begin The data

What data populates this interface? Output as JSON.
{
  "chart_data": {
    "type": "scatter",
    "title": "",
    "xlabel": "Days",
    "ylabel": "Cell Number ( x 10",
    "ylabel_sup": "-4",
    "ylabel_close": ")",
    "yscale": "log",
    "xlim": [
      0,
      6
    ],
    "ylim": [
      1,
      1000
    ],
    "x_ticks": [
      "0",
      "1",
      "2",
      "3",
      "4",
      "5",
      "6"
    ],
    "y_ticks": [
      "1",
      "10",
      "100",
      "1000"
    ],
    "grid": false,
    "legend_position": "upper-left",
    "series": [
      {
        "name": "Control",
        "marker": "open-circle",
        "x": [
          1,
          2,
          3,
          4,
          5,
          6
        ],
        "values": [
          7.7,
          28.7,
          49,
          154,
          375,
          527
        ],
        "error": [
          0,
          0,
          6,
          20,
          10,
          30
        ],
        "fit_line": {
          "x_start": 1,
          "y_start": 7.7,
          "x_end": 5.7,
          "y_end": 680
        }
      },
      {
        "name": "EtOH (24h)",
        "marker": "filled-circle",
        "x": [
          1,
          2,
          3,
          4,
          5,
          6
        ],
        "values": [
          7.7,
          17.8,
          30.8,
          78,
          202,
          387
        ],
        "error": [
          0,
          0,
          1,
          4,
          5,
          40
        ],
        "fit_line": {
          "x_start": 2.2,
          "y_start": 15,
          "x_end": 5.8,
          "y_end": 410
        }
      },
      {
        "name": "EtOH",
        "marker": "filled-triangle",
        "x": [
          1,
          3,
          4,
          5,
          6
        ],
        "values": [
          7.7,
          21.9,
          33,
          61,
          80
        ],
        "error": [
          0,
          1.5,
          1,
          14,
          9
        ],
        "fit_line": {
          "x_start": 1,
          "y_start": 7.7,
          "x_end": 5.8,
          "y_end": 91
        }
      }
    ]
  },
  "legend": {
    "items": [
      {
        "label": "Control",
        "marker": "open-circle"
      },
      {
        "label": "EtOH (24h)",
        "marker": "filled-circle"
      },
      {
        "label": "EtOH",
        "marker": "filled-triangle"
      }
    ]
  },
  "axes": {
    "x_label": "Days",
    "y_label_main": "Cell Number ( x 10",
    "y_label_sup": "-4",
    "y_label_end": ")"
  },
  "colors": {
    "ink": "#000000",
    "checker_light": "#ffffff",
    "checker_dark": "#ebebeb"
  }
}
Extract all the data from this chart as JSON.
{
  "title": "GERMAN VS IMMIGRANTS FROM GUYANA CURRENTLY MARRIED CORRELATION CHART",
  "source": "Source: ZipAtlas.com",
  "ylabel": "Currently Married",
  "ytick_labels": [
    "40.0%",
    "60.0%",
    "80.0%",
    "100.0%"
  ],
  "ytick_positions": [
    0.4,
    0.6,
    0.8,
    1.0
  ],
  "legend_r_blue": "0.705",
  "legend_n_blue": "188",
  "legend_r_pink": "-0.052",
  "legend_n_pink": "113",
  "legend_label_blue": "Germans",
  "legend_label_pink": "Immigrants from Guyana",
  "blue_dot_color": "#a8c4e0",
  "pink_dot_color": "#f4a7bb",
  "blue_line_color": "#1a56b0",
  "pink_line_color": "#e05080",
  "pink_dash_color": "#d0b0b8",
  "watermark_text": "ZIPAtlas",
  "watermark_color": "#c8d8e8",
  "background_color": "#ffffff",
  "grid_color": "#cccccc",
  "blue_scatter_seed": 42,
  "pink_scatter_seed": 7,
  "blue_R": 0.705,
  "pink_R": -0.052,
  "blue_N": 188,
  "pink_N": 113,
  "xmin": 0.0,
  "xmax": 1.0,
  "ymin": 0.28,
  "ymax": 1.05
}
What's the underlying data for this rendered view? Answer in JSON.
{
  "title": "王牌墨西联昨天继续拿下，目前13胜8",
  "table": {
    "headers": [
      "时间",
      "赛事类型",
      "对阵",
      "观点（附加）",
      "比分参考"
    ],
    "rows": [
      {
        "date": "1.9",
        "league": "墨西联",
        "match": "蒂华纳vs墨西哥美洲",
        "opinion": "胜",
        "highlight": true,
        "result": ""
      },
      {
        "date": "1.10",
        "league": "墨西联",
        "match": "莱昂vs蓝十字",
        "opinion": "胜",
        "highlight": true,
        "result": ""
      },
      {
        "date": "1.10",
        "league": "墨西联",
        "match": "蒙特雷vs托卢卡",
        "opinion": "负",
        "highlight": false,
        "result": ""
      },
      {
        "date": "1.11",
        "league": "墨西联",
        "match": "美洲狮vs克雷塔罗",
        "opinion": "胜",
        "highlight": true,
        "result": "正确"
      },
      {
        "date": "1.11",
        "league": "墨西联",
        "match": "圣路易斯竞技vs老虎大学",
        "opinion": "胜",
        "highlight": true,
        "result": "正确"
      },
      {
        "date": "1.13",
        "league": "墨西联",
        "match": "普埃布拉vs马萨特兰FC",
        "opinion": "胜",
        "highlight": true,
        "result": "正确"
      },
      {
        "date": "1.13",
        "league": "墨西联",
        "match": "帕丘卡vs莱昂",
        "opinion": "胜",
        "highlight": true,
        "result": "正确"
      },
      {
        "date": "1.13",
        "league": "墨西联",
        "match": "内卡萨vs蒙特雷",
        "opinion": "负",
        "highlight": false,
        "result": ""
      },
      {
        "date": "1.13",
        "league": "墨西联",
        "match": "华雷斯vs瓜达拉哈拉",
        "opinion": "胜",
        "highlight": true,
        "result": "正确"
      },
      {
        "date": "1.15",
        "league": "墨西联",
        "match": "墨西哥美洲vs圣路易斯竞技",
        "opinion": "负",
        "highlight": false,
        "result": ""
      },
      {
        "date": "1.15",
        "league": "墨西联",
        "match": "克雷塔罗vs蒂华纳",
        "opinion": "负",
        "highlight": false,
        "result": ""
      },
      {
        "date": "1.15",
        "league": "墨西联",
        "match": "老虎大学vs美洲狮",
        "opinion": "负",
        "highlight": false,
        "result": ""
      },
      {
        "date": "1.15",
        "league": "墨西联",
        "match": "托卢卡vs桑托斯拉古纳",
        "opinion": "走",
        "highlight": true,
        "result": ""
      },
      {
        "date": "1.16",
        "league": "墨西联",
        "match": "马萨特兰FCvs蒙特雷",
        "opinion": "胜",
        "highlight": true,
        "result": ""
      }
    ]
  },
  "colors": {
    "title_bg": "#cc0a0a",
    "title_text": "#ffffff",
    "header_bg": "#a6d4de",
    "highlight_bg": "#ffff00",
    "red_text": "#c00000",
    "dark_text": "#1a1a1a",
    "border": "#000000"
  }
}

end The data

• [Work instructions]: Extract all of the data above and output it character for character.

• [Answer for the task]:
What data populates this interface? Output as JSON.
{
  "chart_data": {
    "type": "scatter",
    "title": "",
    "xlabel": "Days",
    "ylabel": "Cell Number ( x 10",
    "ylabel_sup": "-4",
    "ylabel_close": ")",
    "yscale": "log",
    "xlim": [
      0,
      6
    ],
    "ylim": [
      1,
      1000
    ],
    "x_ticks": [
      "0",
      "1",
      "2",
      "3",
      "4",
      "5",
      "6"
    ],
    "y_ticks": [
      "1",
      "10",
      "100",
      "1000"
    ],
    "grid": false,
    "legend_position": "upper-left",
    "series": [
      {
        "name": "Control",
        "marker": "open-circle",
        "x": [
          1,
          2,
          3,
          4,
          5,
          6
        ],
        "values": [
          7.7,
          28.7,
          49,
          154,
          375,
          527
        ],
        "error": [
          0,
          0,
          6,
          20,
          10,
          30
        ],
        "fit_line": {
          "x_start": 1,
          "y_start": 7.7,
          "x_end": 5.7,
          "y_end": 680
        }
      },
      {
        "name": "EtOH (24h)",
        "marker": "filled-circle",
        "x": [
          1,
          2,
          3,
          4,
          5,
          6
        ],
        "values": [
          7.7,
          17.8,
          30.8,
          78,
          202,
          387
        ],
        "error": [
          0,
          0,
          1,
          4,
          5,
          40
        ],
        "fit_line": {
          "x_start": 2.2,
          "y_start": 15,
          "x_end": 5.8,
          "y_end": 410
        }
      },
      {
        "name": "EtOH",
        "marker": "filled-triangle",
        "x": [
          1,
          3,
          4,
          5,
          6
        ],
        "values": [
          7.7,
          21.9,
          33,
          61,
          80
        ],
        "error": [
          0,
          1.5,
          1,
          14,
          9
        ],
        "fit_line": {
          "x_start": 1,
          "y_start": 7.7,
          "x_end": 5.8,
          "y_end": 91
        }
      }
    ]
  },
  "legend": {
    "items": [
      {
        "label": "Control",
        "marker": "open-circle"
      },
      {
        "label": "EtOH (24h)",
        "marker": "filled-circle"
      },
      {
        "label": "EtOH",
        "marker": "filled-triangle"
      }
    ]
  },
  "axes": {
    "x_label": "Days",
    "y_label_main": "Cell Number ( x 10",
    "y_label_sup": "-4",
    "y_label_end": ")"
  },
  "colors": {
    "ink": "#000000",
    "checker_light": "#ffffff",
    "checker_dark": "#ebebeb"
  }
}
Extract all the data from this chart as JSON.
{
  "title": "GERMAN VS IMMIGRANTS FROM GUYANA CURRENTLY MARRIED CORRELATION CHART",
  "source": "Source: ZipAtlas.com",
  "ylabel": "Currently Married",
  "ytick_labels": [
    "40.0%",
    "60.0%",
    "80.0%",
    "100.0%"
  ],
  "ytick_positions": [
    0.4,
    0.6,
    0.8,
    1.0
  ],
  "legend_r_blue": "0.705",
  "legend_n_blue": "188",
  "legend_r_pink": "-0.052",
  "legend_n_pink": "113",
  "legend_label_blue": "Germans",
  "legend_label_pink": "Immigrants from Guyana",
  "blue_dot_color": "#a8c4e0",
  "pink_dot_color": "#f4a7bb",
  "blue_line_color": "#1a56b0",
  "pink_line_color": "#e05080",
  "pink_dash_color": "#d0b0b8",
  "watermark_text": "ZIPAtlas",
  "watermark_color": "#c8d8e8",
  "background_color": "#ffffff",
  "grid_color": "#cccccc",
  "blue_scatter_seed": 42,
  "pink_scatter_seed": 7,
  "blue_R": 0.705,
  "pink_R": -0.052,
  "blue_N": 188,
  "pink_N": 113,
  "xmin": 0.0,
  "xmax": 1.0,
  "ymin": 0.28,
  "ymax": 1.05
}
What's the underlying data for this rendered view? Answer in JSON.
{
  "title": "王牌墨西联昨天继续拿下，目前13胜8",
  "table": {
    "headers": [
      "时间",
      "赛事类型",
      "对阵",
      "观点（附加）",
      "比分参考"
    ],
    "rows": [
      {
        "date": "1.9",
        "league": "墨西联",
        "match": "蒂华纳vs墨西哥美洲",
        "opinion": "胜",
        "highlight": true,
        "result": ""
      },
      {
        "date": "1.10",
        "league": "墨西联",
        "match": "莱昂vs蓝十字",
        "opinion": "胜",
        "highlight": true,
        "result": ""
      },
      {
        "date": "1.10",
        "league": "墨西联",
        "match": "蒙特雷vs托卢卡",
        "opinion": "负",
        "highlight": false,
        "result": ""
      },
      {
        "date": "1.11",
        "league": "墨西联",
        "match": "美洲狮vs克雷塔罗",
        "opinion": "胜",
        "highlight": true,
        "result": "正确"
      },
      {
        "date": "1.11",
        "league": "墨西联",
        "match": "圣路易斯竞技vs老虎大学",
        "opinion": "胜",
        "highlight": true,
        "result": "正确"
      },
      {
        "date": "1.13",
        "league": "墨西联",
        "match": "普埃布拉vs马萨特兰FC",
        "opinion": "胜",
        "highlight": true,
        "result": "正确"
      },
      {
        "date": "1.13",
        "league": "墨西联",
        "match": "帕丘卡vs莱昂",
        "opinion": "胜",
        "highlight": true,
        "result": "正确"
      },
      {
        "date": "1.13",
        "league": "墨西联",
        "match": "内卡萨vs蒙特雷",
        "opinion": "负",
        "highlight": false,
        "result": ""
      },
      {
        "date": "1.13",
        "league": "墨西联",
        "match": "华雷斯vs瓜达拉哈拉",
        "opinion": "胜",
        "highlight": true,
        "result": "正确"
      },
      {
        "date": "1.15",
        "league": "墨西联",
        "match": "墨西哥美洲vs圣路易斯竞技",
        "opinion": "负",
        "highlight": false,
        "result": ""
      },
      {
        "date": "1.15",
        "league": "墨西联",
        "match": "克雷塔罗vs蒂华纳",
        "opinion": "负",
        "highlight": false,
        "result": ""
      },
      {
        "date": "1.15",
        "league": "墨西联",
        "match": "老虎大学vs美洲狮",
        "opinion": "负",
        "highlight": false,
        "result": ""
      },
      {
        "date": "1.15",
        "league": "墨西联",
        "match": "托卢卡vs桑托斯拉古纳",
        "opinion": "走",
        "highlight": true,
        "result": ""
      },
      {
        "date": "1.16",
        "league": "墨西联",
        "match": "马萨特兰FCvs蒙特雷",
        "opinion": "胜",
        "highlight": true,
        "result": ""
      }
    ]
  },
  "colors": {
    "title_bg": "#cc0a0a",
    "title_text": "#ffffff",
    "header_bg": "#a6d4de",
    "highlight_bg": "#ffff00",
    "red_text": "#c00000",
    "dark_text": "#1a1a1a",
    "border": "#000000"
  }
}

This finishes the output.